=== WRITTEN PROBLEM ===
Each entry must appear again exactly as it does in the source.

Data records
— Begin —

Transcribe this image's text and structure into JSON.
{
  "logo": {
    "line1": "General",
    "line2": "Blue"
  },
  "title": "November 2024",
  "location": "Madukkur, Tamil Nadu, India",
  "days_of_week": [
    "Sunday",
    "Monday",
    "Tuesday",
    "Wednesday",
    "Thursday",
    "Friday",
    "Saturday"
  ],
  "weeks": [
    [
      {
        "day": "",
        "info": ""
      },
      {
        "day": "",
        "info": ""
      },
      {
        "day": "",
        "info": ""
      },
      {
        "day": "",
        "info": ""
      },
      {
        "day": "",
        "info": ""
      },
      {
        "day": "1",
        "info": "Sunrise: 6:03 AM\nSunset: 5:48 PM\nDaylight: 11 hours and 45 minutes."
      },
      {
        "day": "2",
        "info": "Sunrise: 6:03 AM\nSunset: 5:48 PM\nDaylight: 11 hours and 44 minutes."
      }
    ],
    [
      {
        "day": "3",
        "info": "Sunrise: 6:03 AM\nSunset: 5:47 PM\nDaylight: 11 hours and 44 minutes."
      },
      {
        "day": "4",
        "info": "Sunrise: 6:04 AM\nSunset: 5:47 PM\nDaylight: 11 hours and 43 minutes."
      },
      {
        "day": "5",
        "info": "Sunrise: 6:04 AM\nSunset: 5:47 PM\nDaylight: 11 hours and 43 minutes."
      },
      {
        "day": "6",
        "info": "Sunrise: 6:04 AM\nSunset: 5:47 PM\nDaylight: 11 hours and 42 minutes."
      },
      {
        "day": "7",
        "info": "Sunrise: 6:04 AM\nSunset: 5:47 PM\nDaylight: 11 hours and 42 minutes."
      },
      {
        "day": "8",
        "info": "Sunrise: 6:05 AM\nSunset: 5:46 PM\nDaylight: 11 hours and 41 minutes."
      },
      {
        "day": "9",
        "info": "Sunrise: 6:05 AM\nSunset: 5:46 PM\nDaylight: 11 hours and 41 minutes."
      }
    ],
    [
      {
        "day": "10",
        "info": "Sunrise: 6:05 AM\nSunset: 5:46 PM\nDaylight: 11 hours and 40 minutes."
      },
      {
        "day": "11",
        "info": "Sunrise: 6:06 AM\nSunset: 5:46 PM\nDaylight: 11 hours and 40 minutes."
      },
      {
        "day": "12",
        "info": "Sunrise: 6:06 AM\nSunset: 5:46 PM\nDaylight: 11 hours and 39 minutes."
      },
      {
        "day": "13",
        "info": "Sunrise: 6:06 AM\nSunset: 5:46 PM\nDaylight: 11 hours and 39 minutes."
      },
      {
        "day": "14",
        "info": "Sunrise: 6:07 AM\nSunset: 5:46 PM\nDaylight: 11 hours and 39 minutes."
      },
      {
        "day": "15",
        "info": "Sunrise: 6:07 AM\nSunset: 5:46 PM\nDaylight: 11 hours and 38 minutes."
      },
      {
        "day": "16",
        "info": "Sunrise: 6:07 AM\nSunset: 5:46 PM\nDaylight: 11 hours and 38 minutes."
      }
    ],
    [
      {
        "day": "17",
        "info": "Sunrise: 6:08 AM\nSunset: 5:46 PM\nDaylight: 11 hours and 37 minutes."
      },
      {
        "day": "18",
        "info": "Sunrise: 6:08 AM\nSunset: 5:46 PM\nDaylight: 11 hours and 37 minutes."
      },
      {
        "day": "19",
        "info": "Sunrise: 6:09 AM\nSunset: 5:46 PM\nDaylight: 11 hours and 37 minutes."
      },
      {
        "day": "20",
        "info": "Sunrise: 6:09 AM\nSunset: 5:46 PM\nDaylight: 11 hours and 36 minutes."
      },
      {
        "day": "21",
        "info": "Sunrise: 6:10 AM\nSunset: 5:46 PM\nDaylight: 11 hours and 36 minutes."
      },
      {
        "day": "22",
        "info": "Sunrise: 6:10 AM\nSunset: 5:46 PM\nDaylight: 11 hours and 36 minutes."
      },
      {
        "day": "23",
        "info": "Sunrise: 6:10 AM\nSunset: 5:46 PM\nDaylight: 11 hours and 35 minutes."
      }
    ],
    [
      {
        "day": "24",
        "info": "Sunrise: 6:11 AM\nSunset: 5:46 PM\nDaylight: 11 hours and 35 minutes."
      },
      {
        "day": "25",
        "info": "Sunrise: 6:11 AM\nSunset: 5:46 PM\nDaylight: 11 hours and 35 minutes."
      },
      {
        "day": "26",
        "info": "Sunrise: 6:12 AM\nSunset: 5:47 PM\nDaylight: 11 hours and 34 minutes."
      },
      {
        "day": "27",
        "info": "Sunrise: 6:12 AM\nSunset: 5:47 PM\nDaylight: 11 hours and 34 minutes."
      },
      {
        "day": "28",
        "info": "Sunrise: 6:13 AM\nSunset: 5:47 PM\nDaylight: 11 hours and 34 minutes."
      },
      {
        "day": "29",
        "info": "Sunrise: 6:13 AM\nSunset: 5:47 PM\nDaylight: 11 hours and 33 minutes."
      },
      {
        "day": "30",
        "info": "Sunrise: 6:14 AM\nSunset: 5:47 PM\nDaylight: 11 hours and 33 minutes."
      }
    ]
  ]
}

— End —

=== WORKED SOLUTION ===
Transcribe this image's text and structure into JSON.
{
  "logo": {
    "line1": "General",
    "line2": "Blue"
  },
  "title": "November 2024",
  "location": "Madukkur, Tamil Nadu, India",
  "days_of_week": [
    "Sunday",
    "Monday",
    "Tuesday",
    "Wednesday",
    "Thursday",
    "Friday",
    "Saturday"
  ],
  "weeks": [
    [
      {
        "day": "",
        "info": ""
      },
      {
        "day": "",
        "info": ""
      },
      {
        "day": "",
        "info": ""
      },
      {
        "day": "",
        "info": ""
      },
      {
        "day": "",
        "info": ""
      },
      {
        "day": "1",
        "info": "Sunrise: 6:03 AM\nSunset: 5:48 PM\nDaylight: 11 hours and 45 minutes."
      },
      {
        "day": "2",
        "info": "Sunrise: 6:03 AM\nSunset: 5:48 PM\nDaylight: 11 hours and 44 minutes."
      }
    ],
    [
      {
        "day": "3",
        "info": "Sunrise: 6:03 AM\nSunset: 5:47 PM\nDaylight: 11 hours and 44 minutes."
      },
      {
        "day": "4",
        "info": "Sunrise: 6:04 AM\nSunset: 5:47 PM\nDaylight: 11 hours and 43 minutes."
      },
      {
        "day": "5",
        "info": "Sunrise: 6:04 AM\nSunset: 5:47 PM\nDaylight: 11 hours and 43 minutes."
      },
      {
        "day": "6",
        "info": "Sunrise: 6:04 AM\nSunset: 5:47 PM\nDaylight: 11 hours and 42 minutes."
      },
      {
        "day": "7",
        "info": "Sunrise: 6:04 AM\nSunset: 5:47 PM\nDaylight: 11 hours and 42 minutes."
      },
      {
        "day": "8",
        "info": "Sunrise: 6:05 AM\nSunset: 5:46 PM\nDaylight: 11 hours and 41 minutes."
      },
      {
        "day": "9",
        "info": "Sunrise: 6:05 AM\nSunset: 5:46 PM\nDaylight: 11 hours and 41 minutes."
      }
    ],
    [
      {
        "day": "10",
        "info": "Sunrise: 6:05 AM\nSunset: 5:46 PM\nDaylight: 11 hours and 40 minutes."
      },
      {
        "day": "11",
        "info": "Sunrise: 6:06 AM\nSunset: 5:46 PM\nDaylight: 11 hours and 40 minutes."
      },
      {
        "day": "12",
        "info": "Sunrise: 6:06 AM\nSunset: 5:46 PM\nDaylight: 11 hours and 39 minutes."
      },
      {
        "day": "13",
        "info": "Sunrise: 6:06 AM\nSunset: 5:46 PM\nDaylight: 11 hours and 39 minutes."
      },
      {
        "day": "14",
        "info": "Sunrise: 6:07 AM\nSunset: 5:46 PM\nDaylight: 11 hours and 39 minutes."
      },
      {
        "day": "15",
        "info": "Sunrise: 6:07 AM\nSunset: 5:46 PM\nDaylight: 11 hours and 38 minutes."
      },
      {
        "day": "16",
        "info": "Sunrise: 6:07 AM\nSunset: 5:46 PM\nDaylight: 11 hours and 38 minutes."
      }
    ],
    [
      {
        "day": "17",
        "info": "Sunrise: 6:08 AM\nSunset: 5:46 PM\nDaylight: 11 hours and 37 minutes."
      },
      {
        "day": "18",
        "info": "Sunrise: 6:08 AM\nSunset: 5:46 PM\nDaylight: 11 hours and 37 minutes."
      },
      {
        "day": "19",
        "info": "Sunrise: 6:09 AM\nSunset: 5:46 PM\nDaylight: 11 hours and 37 minutes."
      },
      {
        "day": "20",
        "info": "Sunrise: 6:09 AM\nSunset: 5:46 PM\nDaylight: 11 hours and 36 minutes."
      },
      {
        "day": "21",
        "info": "Sunrise: 6:10 AM\nSunset: 5:46 PM\nDaylight: 11 hours and 36 minutes."
      },
      {
        "day": "22",
        "info": "Sunrise: 6:10 AM\nSunset: 5:46 PM\nDaylight: 11 hours and 36 minutes."
      },
      {
        "day": "23",
        "info": "Sunrise: 6:10 AM\nSunset: 5:46 PM\nDaylight: 11 hours and 35 minutes."
      }
    ],
    [
      {
        "day": "24",
        "info": "Sunrise: 6:11 AM\nSunset: 5:46 PM\nDaylight: 11 hours and 35 minutes."
      },
      {
        "day": "25",
        "info": "Sunrise: 6:11 AM\nSunset: 5:46 PM\nDaylight: 11 hours and 35 minutes."
      },
      {
        "day": "26",
        "info": "Sunrise: 6:12 AM\nSunset: 5:47 PM\nDaylight: 11 hours and 34 minutes."
      },
      {
        "day": "27",
        "info": "Sunrise: 6:12 AM\nSunset: 5:47 PM\nDaylight: 11 hours and 34 minutes."
      },
      {
        "day": "28",
        "info": "Sunrise: 6:13 AM\nSunset: 5:47 PM\nDaylight: 11 hours and 34 minutes."
      },
      {
        "day": "29",
        "info": "Sunrise: 6:13 AM\nSunset: 5:47 PM\nDaylight: 11 hours and 33 minutes."
      },
      {
        "day": "30",
        "info": "Sunrise: 6:14 AM\nSunset: 5:47 PM\nDaylight: 11 hours and 33 minutes."
      }
    ]
  ]
}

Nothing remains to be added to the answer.